## Exercise tasks
A. In the war memories text, why does the U.S. soldier firing at the enemy in World War I have a French device attached to his rifle?
B. Print the part of the war memories text that opens with the words containing "If World War" and closes with "from a trench.".

-- Start Text shown --

If World War II, Korea and even Vietnam seems foreign to most young people these days, then WWI must be thought of as totally “like” ancient. Some of the veterans of that brutal war, fought often in trenches and where soldiers could find themselves maimed by poisonous mustard gas, were still alive when I was a kid. I talked to several veterans who were just as reluctant to tell their tales of horrors from that war as were their sons who fought again in Europe and as well as in Africa and Asia in the Great War’s encore.
A U.S. soldier fires at the enemy in World War I using a French contraption attached to his rifle to better allow shooting from a trench.
TV was full of war when I was a kid. These were WWII stories during the prime time of the 1960s. My favorites included “The Rat Patrol,” about warfare in northern Africa against perhaps Germany’s most brilliant leader, Field Marshal Erwin Rommel. Other favorites included “Combat!,” as well as lighter fare such as “The Wackiest Ship in the Army” and “Hogan’s Heroes.”
When we played war as kids we played World War II. Usually the Germans and the Americans, and sometimes the U.S. and the Japanese. It was always a short straw to be a “Jerry” and even shorter to be a “J*p,” as ignorant little East Texas peckerwoods like yours truly called them back then.

-- End Text shown --
-- Start Dataset content --

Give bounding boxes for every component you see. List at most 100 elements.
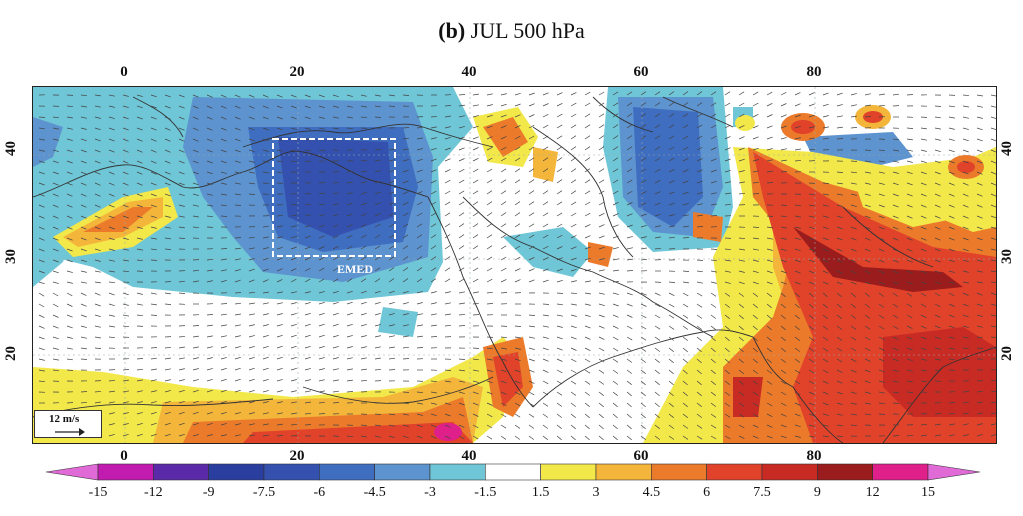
wind-arrow <box>234 335 241 338</box>
wind-arrow <box>892 325 899 330</box>
wind-arrow <box>528 402 535 407</box>
wind-arrow <box>150 303 157 306</box>
wind-arrow <box>514 212 521 217</box>
wind-arrow <box>878 292 885 297</box>
wind-arrow <box>262 247 269 250</box>
wind-arrow <box>710 248 718 250</box>
wind-arrow <box>444 190 451 195</box>
wind-arrow <box>738 424 745 429</box>
wind-arrow <box>150 171 157 175</box>
wind-arrow <box>374 301 381 305</box>
colorbar-tick-label: 1.5 <box>531 485 550 500</box>
wind-arrow <box>626 247 633 250</box>
wind-arrow <box>360 105 367 108</box>
wind-arrow <box>542 303 550 305</box>
wind-arrow <box>584 146 591 151</box>
wind-arrow <box>906 325 913 329</box>
wind-arrow <box>696 135 703 140</box>
wind-arrow <box>416 313 423 316</box>
wind-arrow <box>290 356 297 360</box>
wind-arrow <box>416 302 423 305</box>
colorbar-tick-label: -4.5 <box>363 485 386 500</box>
wind-arrow <box>332 235 339 239</box>
wind-arrow <box>976 226 983 230</box>
wind-arrow <box>430 115 438 118</box>
wind-arrow <box>248 160 255 163</box>
wind-arrow <box>458 413 465 417</box>
wind-arrow <box>948 434 955 437</box>
wind-arrow <box>276 435 284 437</box>
wind-arrow <box>584 380 591 385</box>
wind-arrow <box>528 135 535 140</box>
colorbar-cell <box>263 463 320 481</box>
wind-arrow <box>220 269 227 272</box>
wind-arrow <box>136 303 143 306</box>
wind-arrow <box>570 92 577 96</box>
wind-arrow <box>234 279 241 283</box>
wind-arrow <box>864 358 871 362</box>
wind-arrow <box>710 102 717 107</box>
wind-arrow <box>374 170 381 173</box>
wind-arrow <box>626 380 632 385</box>
wind-arrow <box>178 280 185 283</box>
wind-arrow <box>948 248 955 252</box>
wind-arrow <box>38 336 45 340</box>
wind-arrow <box>878 182 885 185</box>
wind-arrow <box>164 411 171 415</box>
wind-arrow <box>920 292 927 297</box>
wind-arrow <box>696 347 702 353</box>
wind-arrow <box>276 291 283 294</box>
wind-arrow <box>528 157 535 162</box>
wind-arrow <box>640 413 646 419</box>
wind-arrow <box>150 160 157 164</box>
wind-arrow <box>80 138 87 142</box>
wind-arrow <box>752 248 759 251</box>
wind-arrow <box>66 138 73 141</box>
wind-arrow <box>444 313 451 316</box>
wind-arrow <box>542 314 549 317</box>
wind-arrow <box>178 400 185 404</box>
wind-arrow <box>66 402 74 404</box>
wind-arrow <box>304 193 312 195</box>
wind-arrow <box>598 369 605 374</box>
wind-arrow <box>864 380 871 384</box>
wind-arrow <box>962 160 969 164</box>
wind-arrow <box>626 270 634 272</box>
wind-arrow <box>276 302 283 305</box>
wind-arrow <box>780 114 787 118</box>
colorbar-cell <box>540 463 597 481</box>
wind-arrow <box>332 301 339 305</box>
wind-arrow <box>108 270 115 273</box>
wind-arrow <box>556 223 563 228</box>
wind-arrow <box>892 358 899 362</box>
wind-arrow <box>234 127 241 131</box>
wind-arrow <box>430 147 437 151</box>
wind-arrow <box>584 402 590 407</box>
wind-arrow <box>612 369 619 374</box>
coastlines <box>33 96 996 443</box>
wind-arrow <box>990 237 996 240</box>
wind-arrow <box>850 369 857 373</box>
wind-arrow <box>822 182 830 184</box>
wind-arrow <box>402 127 410 129</box>
wind-arrow <box>122 160 129 164</box>
wind-arrow <box>990 434 996 437</box>
wind-arrow <box>682 214 689 217</box>
wind-arrow <box>52 160 59 164</box>
wind-arrow <box>724 192 731 195</box>
wind-arrow <box>192 193 199 196</box>
wind-arrow <box>66 314 73 318</box>
wind-arrow <box>850 259 857 263</box>
wind-arrow <box>332 256 339 261</box>
wind-arrow <box>654 202 661 206</box>
wind-arrow <box>738 347 744 353</box>
wind-arrow <box>668 113 675 118</box>
wind-arrow <box>486 291 493 294</box>
wind-arrow <box>836 336 843 341</box>
wind-arrow <box>318 224 325 228</box>
wind-arrow <box>80 325 87 328</box>
wind-arrow <box>850 391 857 395</box>
wind-arrow <box>836 204 843 207</box>
wind-arrow <box>360 357 367 360</box>
wind-arrow <box>514 114 521 118</box>
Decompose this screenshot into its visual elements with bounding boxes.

-- End Dataset content --

## Answers per task
A. The device was attached to his rifle to make it easier to shoot from a trench.

B.
If World War II, Korea and even Vietnam seems foreign to most young people these days, then WWI must be thought of as totally “like” ancient. Some of the veterans of that brutal war, fought often in trenches and where soldiers could find themselves maimed by poisonous mustard gas, were still alive when I was a kid. I talked to several veterans who were just as reluctant to tell their tales of horrors from that war as were their sons who fought again in Europe and as well as in Africa and Asia in the Great War’s encore.
A U.S. soldier fires at the enemy in World War I using a French contraption attached to his rifle to better allow shooting from a trench.